Given task - Repeat what the lines below say, word for word, and skip every image.

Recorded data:
__________

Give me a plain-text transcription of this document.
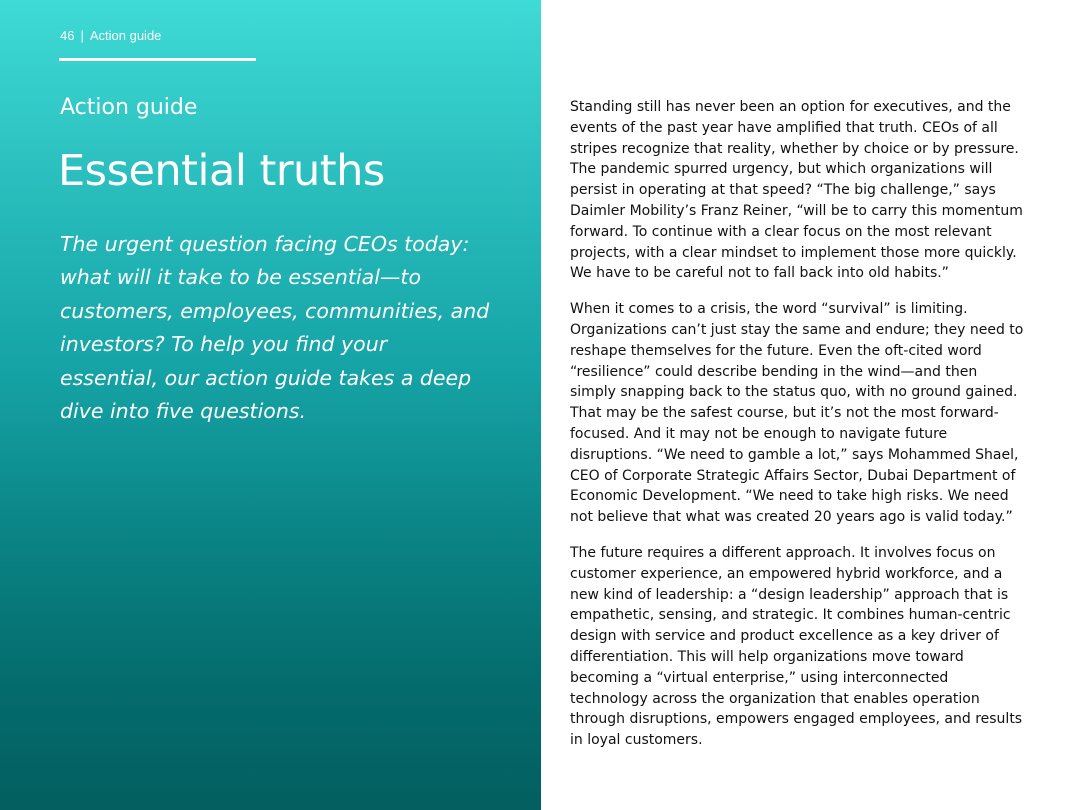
46 | Action guide
Action guide
Essential truths

The urgent question facing CEOs today: what will it take to be essential—to customers, employees, communities, and investors? To help you find your essential, our action guide takes a deep dive into five questions.

Standing still has never been an option for executives, and the events of the past year have amplified that truth. CEOs of all stripes recognize that reality, whether by choice or by pressure. The pandemic spurred urgency, but which organizations will persist in operating at that speed? “The big challenge,” says Daimler Mobility’s Franz Reiner, “will be to carry this momentum forward. To continue with a clear focus on the most relevant projects, with a clear mindset to implement those more quickly. We have to be careful not to fall back into old habits.”

When it comes to a crisis, the word “survival” is limiting. Organizations can’t just stay the same and endure; they need to reshape themselves for the future. Even the oft-cited word “resilience” could describe bending in the wind—and then simply snapping back to the status quo, with no ground gained. That may be the safest course, but it’s not the most forward-focused. And it may not be enough to navigate future disruptions. “We need to gamble a lot,” says Mohammed Shael, CEO of Corporate Strategic Affairs Sector, Dubai Department of Economic Development. “We need to take high risks. We need not believe that what was created 20 years ago is valid today.”

The future requires a different approach. It involves focus on customer experience, an empowered hybrid workforce, and a new kind of leadership: a “design leadership” approach that is empathetic, sensing, and strategic. It combines human-centric design with service and product excellence as a key driver of differentiation. This will help organizations move toward becoming a “virtual enterprise,” using interconnected technology across the organization that enables operation through disruptions, empowers engaged employees, and results in loyal customers.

__________

Output of the task -
Give me a plain-text transcription of this document.
46 | Action guide
Action guide
Essential truths

The urgent question facing CEOs today: what will it take to be essential—to customers, employees, communities, and investors? To help you find your essential, our action guide takes a deep dive into five questions.

Standing still has never been an option for executives, and the events of the past year have amplified that truth. CEOs of all stripes recognize that reality, whether by choice or by pressure. The pandemic spurred urgency, but which organizations will persist in operating at that speed? “The big challenge,” says Daimler Mobility’s Franz Reiner, “will be to carry this momentum forward. To continue with a clear focus on the most relevant projects, with a clear mindset to implement those more quickly. We have to be careful not to fall back into old habits.”

When it comes to a crisis, the word “survival” is limiting. Organizations can’t just stay the same and endure; they need to reshape themselves for the future. Even the oft-cited word “resilience” could describe bending in the wind—and then simply snapping back to the status quo, with no ground gained. That may be the safest course, but it’s not the most forward-focused. And it may not be enough to navigate future disruptions. “We need to gamble a lot,” says Mohammed Shael, CEO of Corporate Strategic Affairs Sector, Dubai Department of Economic Development. “We need to take high risks. We need not believe that what was created 20 years ago is valid today.”

The future requires a different approach. It involves focus on customer experience, an empowered hybrid workforce, and a new kind of leadership: a “design leadership” approach that is empathetic, sensing, and strategic. It combines human-centric design with service and product excellence as a key driver of differentiation. This will help organizations move toward becoming a “virtual enterprise,” using interconnected technology across the organization that enables operation through disruptions, empowers engaged employees, and results in loyal customers.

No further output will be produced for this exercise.